Exercise:
Copy each line exactly. Leave nothing out.

(Figure dataset records)
::::::::::

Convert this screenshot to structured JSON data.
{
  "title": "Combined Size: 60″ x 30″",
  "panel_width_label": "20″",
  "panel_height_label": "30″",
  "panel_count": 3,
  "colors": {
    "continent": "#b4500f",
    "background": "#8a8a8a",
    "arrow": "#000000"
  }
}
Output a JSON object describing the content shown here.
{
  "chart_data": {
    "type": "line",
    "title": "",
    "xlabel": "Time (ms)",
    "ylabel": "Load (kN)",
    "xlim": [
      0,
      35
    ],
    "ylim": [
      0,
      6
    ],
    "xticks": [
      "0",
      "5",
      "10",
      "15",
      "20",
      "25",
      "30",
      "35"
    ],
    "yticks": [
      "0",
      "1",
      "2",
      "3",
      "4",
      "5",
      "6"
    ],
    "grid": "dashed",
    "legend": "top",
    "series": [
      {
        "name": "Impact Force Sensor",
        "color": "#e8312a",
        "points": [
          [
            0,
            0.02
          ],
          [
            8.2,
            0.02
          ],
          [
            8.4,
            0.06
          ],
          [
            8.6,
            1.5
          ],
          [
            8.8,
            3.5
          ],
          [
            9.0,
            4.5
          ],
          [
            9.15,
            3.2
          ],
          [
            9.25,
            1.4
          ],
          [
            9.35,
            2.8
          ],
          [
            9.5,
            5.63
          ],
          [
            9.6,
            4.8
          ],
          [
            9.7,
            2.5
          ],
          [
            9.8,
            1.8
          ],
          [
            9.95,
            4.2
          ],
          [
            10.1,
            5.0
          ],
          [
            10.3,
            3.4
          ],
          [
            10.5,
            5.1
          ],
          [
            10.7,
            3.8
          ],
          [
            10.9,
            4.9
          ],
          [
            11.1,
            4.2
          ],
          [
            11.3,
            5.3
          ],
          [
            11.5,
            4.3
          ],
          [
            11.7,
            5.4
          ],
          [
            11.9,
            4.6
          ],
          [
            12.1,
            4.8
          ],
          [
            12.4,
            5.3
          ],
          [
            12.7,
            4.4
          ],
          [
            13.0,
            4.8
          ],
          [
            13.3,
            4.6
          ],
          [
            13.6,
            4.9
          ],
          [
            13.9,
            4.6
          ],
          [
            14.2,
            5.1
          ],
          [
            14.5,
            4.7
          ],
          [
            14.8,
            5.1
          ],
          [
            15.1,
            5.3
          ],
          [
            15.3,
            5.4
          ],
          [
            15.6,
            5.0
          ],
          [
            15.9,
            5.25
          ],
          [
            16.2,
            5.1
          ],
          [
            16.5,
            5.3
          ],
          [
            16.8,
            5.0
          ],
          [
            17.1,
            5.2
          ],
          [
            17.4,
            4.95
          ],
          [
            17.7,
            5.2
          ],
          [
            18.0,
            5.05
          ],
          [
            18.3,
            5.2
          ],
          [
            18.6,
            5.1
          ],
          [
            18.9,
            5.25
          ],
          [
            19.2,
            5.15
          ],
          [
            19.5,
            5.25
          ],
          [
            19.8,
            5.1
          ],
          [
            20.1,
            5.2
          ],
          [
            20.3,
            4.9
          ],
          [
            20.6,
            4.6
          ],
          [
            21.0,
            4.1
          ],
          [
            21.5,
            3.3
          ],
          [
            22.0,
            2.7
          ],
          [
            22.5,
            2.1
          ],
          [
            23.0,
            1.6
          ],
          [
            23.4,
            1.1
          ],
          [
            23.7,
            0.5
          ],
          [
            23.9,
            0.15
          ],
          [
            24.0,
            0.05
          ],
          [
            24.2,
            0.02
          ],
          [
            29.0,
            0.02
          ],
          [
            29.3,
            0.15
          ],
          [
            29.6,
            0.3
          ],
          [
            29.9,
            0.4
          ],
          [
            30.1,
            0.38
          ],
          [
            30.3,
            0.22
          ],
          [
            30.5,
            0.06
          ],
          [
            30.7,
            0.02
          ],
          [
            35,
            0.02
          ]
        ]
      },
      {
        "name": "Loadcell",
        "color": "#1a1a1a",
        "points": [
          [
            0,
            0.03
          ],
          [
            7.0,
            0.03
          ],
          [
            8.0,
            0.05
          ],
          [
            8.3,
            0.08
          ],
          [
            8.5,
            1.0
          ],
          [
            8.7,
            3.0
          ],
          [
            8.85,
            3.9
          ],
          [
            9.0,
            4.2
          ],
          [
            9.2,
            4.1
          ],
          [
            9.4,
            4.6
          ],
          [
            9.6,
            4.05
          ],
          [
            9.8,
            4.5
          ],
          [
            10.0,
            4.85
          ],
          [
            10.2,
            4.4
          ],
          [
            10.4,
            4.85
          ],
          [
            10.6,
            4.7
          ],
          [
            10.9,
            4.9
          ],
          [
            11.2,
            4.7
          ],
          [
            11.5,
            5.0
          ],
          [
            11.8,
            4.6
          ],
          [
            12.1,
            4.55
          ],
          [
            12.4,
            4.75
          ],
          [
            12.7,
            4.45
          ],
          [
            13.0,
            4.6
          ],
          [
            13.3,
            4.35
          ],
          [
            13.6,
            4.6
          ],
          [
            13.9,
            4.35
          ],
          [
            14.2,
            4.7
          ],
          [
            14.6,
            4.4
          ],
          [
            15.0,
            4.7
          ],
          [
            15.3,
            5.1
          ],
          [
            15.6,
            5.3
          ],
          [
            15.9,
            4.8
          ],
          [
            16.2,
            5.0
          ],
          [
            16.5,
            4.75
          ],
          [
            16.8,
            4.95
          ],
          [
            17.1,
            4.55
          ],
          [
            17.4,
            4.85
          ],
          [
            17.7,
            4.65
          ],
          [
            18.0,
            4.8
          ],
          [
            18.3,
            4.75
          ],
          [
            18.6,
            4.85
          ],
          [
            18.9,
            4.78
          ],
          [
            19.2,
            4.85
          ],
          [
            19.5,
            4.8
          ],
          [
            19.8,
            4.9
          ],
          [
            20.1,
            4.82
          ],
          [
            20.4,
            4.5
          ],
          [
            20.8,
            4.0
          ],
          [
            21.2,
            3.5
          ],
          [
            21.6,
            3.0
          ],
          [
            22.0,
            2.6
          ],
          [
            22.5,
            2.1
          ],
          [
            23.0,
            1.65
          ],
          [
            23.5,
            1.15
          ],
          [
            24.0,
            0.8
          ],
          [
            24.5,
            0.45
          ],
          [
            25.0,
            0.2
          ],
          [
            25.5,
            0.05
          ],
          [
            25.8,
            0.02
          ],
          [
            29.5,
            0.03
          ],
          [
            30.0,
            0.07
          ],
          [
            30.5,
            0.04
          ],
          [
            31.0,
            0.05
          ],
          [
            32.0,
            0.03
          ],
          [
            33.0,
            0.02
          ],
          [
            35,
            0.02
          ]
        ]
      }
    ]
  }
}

::::::::::

Final result:
Convert this screenshot to structured JSON data.
{
  "title": "Combined Size: 60″ x 30″",
  "panel_width_label": "20″",
  "panel_height_label": "30″",
  "panel_count": 3,
  "colors": {
    "continent": "#b4500f",
    "background": "#8a8a8a",
    "arrow": "#000000"
  }
}
Output a JSON object describing the content shown here.
{
  "chart_data": {
    "type": "line",
    "title": "",
    "xlabel": "Time (ms)",
    "ylabel": "Load (kN)",
    "xlim": [
      0,
      35
    ],
    "ylim": [
      0,
      6
    ],
    "xticks": [
      "0",
      "5",
      "10",
      "15",
      "20",
      "25",
      "30",
      "35"
    ],
    "yticks": [
      "0",
      "1",
      "2",
      "3",
      "4",
      "5",
      "6"
    ],
    "grid": "dashed",
    "legend": "top",
    "series": [
      {
        "name": "Impact Force Sensor",
        "color": "#e8312a",
        "points": [
          [
            0,
            0.02
          ],
          [
            8.2,
            0.02
          ],
          [
            8.4,
            0.06
          ],
          [
            8.6,
            1.5
          ],
          [
            8.8,
            3.5
          ],
          [
            9.0,
            4.5
          ],
          [
            9.15,
            3.2
          ],
          [
            9.25,
            1.4
          ],
          [
            9.35,
            2.8
          ],
          [
            9.5,
            5.63
          ],
          [
            9.6,
            4.8
          ],
          [
            9.7,
            2.5
          ],
          [
            9.8,
            1.8
          ],
          [
            9.95,
            4.2
          ],
          [
            10.1,
            5.0
          ],
          [
            10.3,
            3.4
          ],
          [
            10.5,
            5.1
          ],
          [
            10.7,
            3.8
          ],
          [
            10.9,
            4.9
          ],
          [
            11.1,
            4.2
          ],
          [
            11.3,
            5.3
          ],
          [
            11.5,
            4.3
          ],
          [
            11.7,
            5.4
          ],
          [
            11.9,
            4.6
          ],
          [
            12.1,
            4.8
          ],
          [
            12.4,
            5.3
          ],
          [
            12.7,
            4.4
          ],
          [
            13.0,
            4.8
          ],
          [
            13.3,
            4.6
          ],
          [
            13.6,
            4.9
          ],
          [
            13.9,
            4.6
          ],
          [
            14.2,
            5.1
          ],
          [
            14.5,
            4.7
          ],
          [
            14.8,
            5.1
          ],
          [
            15.1,
            5.3
          ],
          [
            15.3,
            5.4
          ],
          [
            15.6,
            5.0
          ],
          [
            15.9,
            5.25
          ],
          [
            16.2,
            5.1
          ],
          [
            16.5,
            5.3
          ],
          [
            16.8,
            5.0
          ],
          [
            17.1,
            5.2
          ],
          [
            17.4,
            4.95
          ],
          [
            17.7,
            5.2
          ],
          [
            18.0,
            5.05
          ],
          [
            18.3,
            5.2
          ],
          [
            18.6,
            5.1
          ],
          [
            18.9,
            5.25
          ],
          [
            19.2,
            5.15
          ],
          [
            19.5,
            5.25
          ],
          [
            19.8,
            5.1
          ],
          [
            20.1,
            5.2
          ],
          [
            20.3,
            4.9
          ],
          [
            20.6,
            4.6
          ],
          [
            21.0,
            4.1
          ],
          [
            21.5,
            3.3
          ],
          [
            22.0,
            2.7
          ],
          [
            22.5,
            2.1
          ],
          [
            23.0,
            1.6
          ],
          [
            23.4,
            1.1
          ],
          [
            23.7,
            0.5
          ],
          [
            23.9,
            0.15
          ],
          [
            24.0,
            0.05
          ],
          [
            24.2,
            0.02
          ],
          [
            29.0,
            0.02
          ],
          [
            29.3,
            0.15
          ],
          [
            29.6,
            0.3
          ],
          [
            29.9,
            0.4
          ],
          [
            30.1,
            0.38
          ],
          [
            30.3,
            0.22
          ],
          [
            30.5,
            0.06
          ],
          [
            30.7,
            0.02
          ],
          [
            35,
            0.02
          ]
        ]
      },
      {
        "name": "Loadcell",
        "color": "#1a1a1a",
        "points": [
          [
            0,
            0.03
          ],
          [
            7.0,
            0.03
          ],
          [
            8.0,
            0.05
          ],
          [
            8.3,
            0.08
          ],
          [
            8.5,
            1.0
          ],
          [
            8.7,
            3.0
          ],
          [
            8.85,
            3.9
          ],
          [
            9.0,
            4.2
          ],
          [
            9.2,
            4.1
          ],
          [
            9.4,
            4.6
          ],
          [
            9.6,
            4.05
          ],
          [
            9.8,
            4.5
          ],
          [
            10.0,
            4.85
          ],
          [
            10.2,
            4.4
          ],
          [
            10.4,
            4.85
          ],
          [
            10.6,
            4.7
          ],
          [
            10.9,
            4.9
          ],
          [
            11.2,
            4.7
          ],
          [
            11.5,
            5.0
          ],
          [
            11.8,
            4.6
          ],
          [
            12.1,
            4.55
          ],
          [
            12.4,
            4.75
          ],
          [
            12.7,
            4.45
          ],
          [
            13.0,
            4.6
          ],
          [
            13.3,
            4.35
          ],
          [
            13.6,
            4.6
          ],
          [
            13.9,
            4.35
          ],
          [
            14.2,
            4.7
          ],
          [
            14.6,
            4.4
          ],
          [
            15.0,
            4.7
          ],
          [
            15.3,
            5.1
          ],
          [
            15.6,
            5.3
          ],
          [
            15.9,
            4.8
          ],
          [
            16.2,
            5.0
          ],
          [
            16.5,
            4.75
          ],
          [
            16.8,
            4.95
          ],
          [
            17.1,
            4.55
          ],
          [
            17.4,
            4.85
          ],
          [
            17.7,
            4.65
          ],
          [
            18.0,
            4.8
          ],
          [
            18.3,
            4.75
          ],
          [
            18.6,
            4.85
          ],
          [
            18.9,
            4.78
          ],
          [
            19.2,
            4.85
          ],
          [
            19.5,
            4.8
          ],
          [
            19.8,
            4.9
          ],
          [
            20.1,
            4.82
          ],
          [
            20.4,
            4.5
          ],
          [
            20.8,
            4.0
          ],
          [
            21.2,
            3.5
          ],
          [
            21.6,
            3.0
          ],
          [
            22.0,
            2.6
          ],
          [
            22.5,
            2.1
          ],
          [
            23.0,
            1.65
          ],
          [
            23.5,
            1.15
          ],
          [
            24.0,
            0.8
          ],
          [
            24.5,
            0.45
          ],
          [
            25.0,
            0.2
          ],
          [
            25.5,
            0.05
          ],
          [
            25.8,
            0.02
          ],
          [
            29.5,
            0.03
          ],
          [
            30.0,
            0.07
          ],
          [
            30.5,
            0.04
          ],
          [
            31.0,
            0.05
          ],
          [
            32.0,
            0.03
          ],
          [
            33.0,
            0.02
          ],
          [
            35,
            0.02
          ]
        ]
      }
    ]
  }
}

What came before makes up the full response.